→ SET TASK:
Reproduce the material in full, exactly as written.

(Records)
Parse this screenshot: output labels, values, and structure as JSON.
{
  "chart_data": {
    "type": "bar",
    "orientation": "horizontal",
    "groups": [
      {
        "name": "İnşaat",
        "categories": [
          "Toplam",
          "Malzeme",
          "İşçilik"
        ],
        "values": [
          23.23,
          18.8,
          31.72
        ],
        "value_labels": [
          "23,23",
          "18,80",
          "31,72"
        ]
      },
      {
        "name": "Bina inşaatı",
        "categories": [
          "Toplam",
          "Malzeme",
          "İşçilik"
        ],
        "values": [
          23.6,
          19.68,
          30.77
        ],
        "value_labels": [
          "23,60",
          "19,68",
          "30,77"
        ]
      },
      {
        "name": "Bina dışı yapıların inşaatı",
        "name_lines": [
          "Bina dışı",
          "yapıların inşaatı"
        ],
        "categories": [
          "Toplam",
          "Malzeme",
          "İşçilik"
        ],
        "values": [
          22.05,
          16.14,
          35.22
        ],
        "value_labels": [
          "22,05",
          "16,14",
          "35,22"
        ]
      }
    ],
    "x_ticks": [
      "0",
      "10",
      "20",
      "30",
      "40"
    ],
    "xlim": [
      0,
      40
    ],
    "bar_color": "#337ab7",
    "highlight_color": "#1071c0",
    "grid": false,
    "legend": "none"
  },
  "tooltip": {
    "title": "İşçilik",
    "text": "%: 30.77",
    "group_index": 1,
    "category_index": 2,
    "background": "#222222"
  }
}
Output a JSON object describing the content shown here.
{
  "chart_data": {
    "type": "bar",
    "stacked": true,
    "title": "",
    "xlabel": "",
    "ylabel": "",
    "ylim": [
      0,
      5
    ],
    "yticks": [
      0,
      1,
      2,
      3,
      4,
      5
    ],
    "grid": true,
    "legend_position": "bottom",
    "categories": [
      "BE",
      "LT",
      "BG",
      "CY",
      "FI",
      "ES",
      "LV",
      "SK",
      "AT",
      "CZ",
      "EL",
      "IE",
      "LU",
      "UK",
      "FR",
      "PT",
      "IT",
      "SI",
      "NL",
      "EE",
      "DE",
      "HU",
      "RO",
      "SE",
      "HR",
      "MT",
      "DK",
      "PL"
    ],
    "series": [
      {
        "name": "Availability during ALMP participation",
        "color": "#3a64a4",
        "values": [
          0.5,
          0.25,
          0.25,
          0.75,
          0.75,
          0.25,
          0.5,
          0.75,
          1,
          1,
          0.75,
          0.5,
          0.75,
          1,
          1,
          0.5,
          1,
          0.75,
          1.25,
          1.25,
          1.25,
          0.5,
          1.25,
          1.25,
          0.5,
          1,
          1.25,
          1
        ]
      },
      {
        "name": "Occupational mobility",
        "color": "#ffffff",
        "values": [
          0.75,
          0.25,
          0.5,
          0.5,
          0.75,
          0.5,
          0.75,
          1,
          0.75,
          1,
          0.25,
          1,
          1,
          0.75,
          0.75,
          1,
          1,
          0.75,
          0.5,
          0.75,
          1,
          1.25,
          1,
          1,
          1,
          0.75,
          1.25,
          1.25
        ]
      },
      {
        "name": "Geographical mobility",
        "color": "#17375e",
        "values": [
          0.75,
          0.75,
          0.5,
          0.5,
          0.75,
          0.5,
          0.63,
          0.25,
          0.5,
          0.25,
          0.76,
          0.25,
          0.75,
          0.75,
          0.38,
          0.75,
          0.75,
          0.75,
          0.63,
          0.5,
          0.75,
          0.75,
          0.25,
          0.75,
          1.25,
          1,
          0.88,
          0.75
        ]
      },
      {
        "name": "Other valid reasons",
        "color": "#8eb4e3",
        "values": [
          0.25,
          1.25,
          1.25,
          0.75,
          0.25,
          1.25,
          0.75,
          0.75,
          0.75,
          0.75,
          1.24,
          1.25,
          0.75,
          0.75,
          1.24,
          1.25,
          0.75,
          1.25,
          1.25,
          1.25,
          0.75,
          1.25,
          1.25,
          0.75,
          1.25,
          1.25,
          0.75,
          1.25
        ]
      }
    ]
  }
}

→ EXERCISE RESULT:
Parse this screenshot: output labels, values, and structure as JSON.
{
  "chart_data": {
    "type": "bar",
    "orientation": "horizontal",
    "groups": [
      {
        "name": "İnşaat",
        "categories": [
          "Toplam",
          "Malzeme",
          "İşçilik"
        ],
        "values": [
          23.23,
          18.8,
          31.72
        ],
        "value_labels": [
          "23,23",
          "18,80",
          "31,72"
        ]
      },
      {
        "name": "Bina inşaatı",
        "categories": [
          "Toplam",
          "Malzeme",
          "İşçilik"
        ],
        "values": [
          23.6,
          19.68,
          30.77
        ],
        "value_labels": [
          "23,60",
          "19,68",
          "30,77"
        ]
      },
      {
        "name": "Bina dışı yapıların inşaatı",
        "name_lines": [
          "Bina dışı",
          "yapıların inşaatı"
        ],
        "categories": [
          "Toplam",
          "Malzeme",
          "İşçilik"
        ],
        "values": [
          22.05,
          16.14,
          35.22
        ],
        "value_labels": [
          "22,05",
          "16,14",
          "35,22"
        ]
      }
    ],
    "x_ticks": [
      "0",
      "10",
      "20",
      "30",
      "40"
    ],
    "xlim": [
      0,
      40
    ],
    "bar_color": "#337ab7",
    "highlight_color": "#1071c0",
    "grid": false,
    "legend": "none"
  },
  "tooltip": {
    "title": "İşçilik",
    "text": "%: 30.77",
    "group_index": 1,
    "category_index": 2,
    "background": "#222222"
  }
}
Output a JSON object describing the content shown here.
{
  "chart_data": {
    "type": "bar",
    "stacked": true,
    "title": "",
    "xlabel": "",
    "ylabel": "",
    "ylim": [
      0,
      5
    ],
    "yticks": [
      0,
      1,
      2,
      3,
      4,
      5
    ],
    "grid": true,
    "legend_position": "bottom",
    "categories": [
      "BE",
      "LT",
      "BG",
      "CY",
      "FI",
      "ES",
      "LV",
      "SK",
      "AT",
      "CZ",
      "EL",
      "IE",
      "LU",
      "UK",
      "FR",
      "PT",
      "IT",
      "SI",
      "NL",
      "EE",
      "DE",
      "HU",
      "RO",
      "SE",
      "HR",
      "MT",
      "DK",
      "PL"
    ],
    "series": [
      {
        "name": "Availability during ALMP participation",
        "color": "#3a64a4",
        "values": [
          0.5,
          0.25,
          0.25,
          0.75,
          0.75,
          0.25,
          0.5,
          0.75,
          1,
          1,
          0.75,
          0.5,
          0.75,
          1,
          1,
          0.5,
          1,
          0.75,
          1.25,
          1.25,
          1.25,
          0.5,
          1.25,
          1.25,
          0.5,
          1,
          1.25,
          1
        ]
      },
      {
        "name": "Occupational mobility",
        "color": "#ffffff",
        "values": [
          0.75,
          0.25,
          0.5,
          0.5,
          0.75,
          0.5,
          0.75,
          1,
          0.75,
          1,
          0.25,
          1,
          1,
          0.75,
          0.75,
          1,
          1,
          0.75,
          0.5,
          0.75,
          1,
          1.25,
          1,
          1,
          1,
          0.75,
          1.25,
          1.25
        ]
      },
      {
        "name": "Geographical mobility",
        "color": "#17375e",
        "values": [
          0.75,
          0.75,
          0.5,
          0.5,
          0.75,
          0.5,
          0.63,
          0.25,
          0.5,
          0.25,
          0.76,
          0.25,
          0.75,
          0.75,
          0.38,
          0.75,
          0.75,
          0.75,
          0.63,
          0.5,
          0.75,
          0.75,
          0.25,
          0.75,
          1.25,
          1,
          0.88,
          0.75
        ]
      },
      {
        "name": "Other valid reasons",
        "color": "#8eb4e3",
        "values": [
          0.25,
          1.25,
          1.25,
          0.75,
          0.25,
          1.25,
          0.75,
          0.75,
          0.75,
          0.75,
          1.24,
          1.25,
          0.75,
          0.75,
          1.24,
          1.25,
          0.75,
          1.25,
          1.25,
          1.25,
          0.75,
          1.25,
          1.25,
          0.75,
          1.25,
          1.25,
          0.75,
          1.25
        ]
      }
    ]
  }
}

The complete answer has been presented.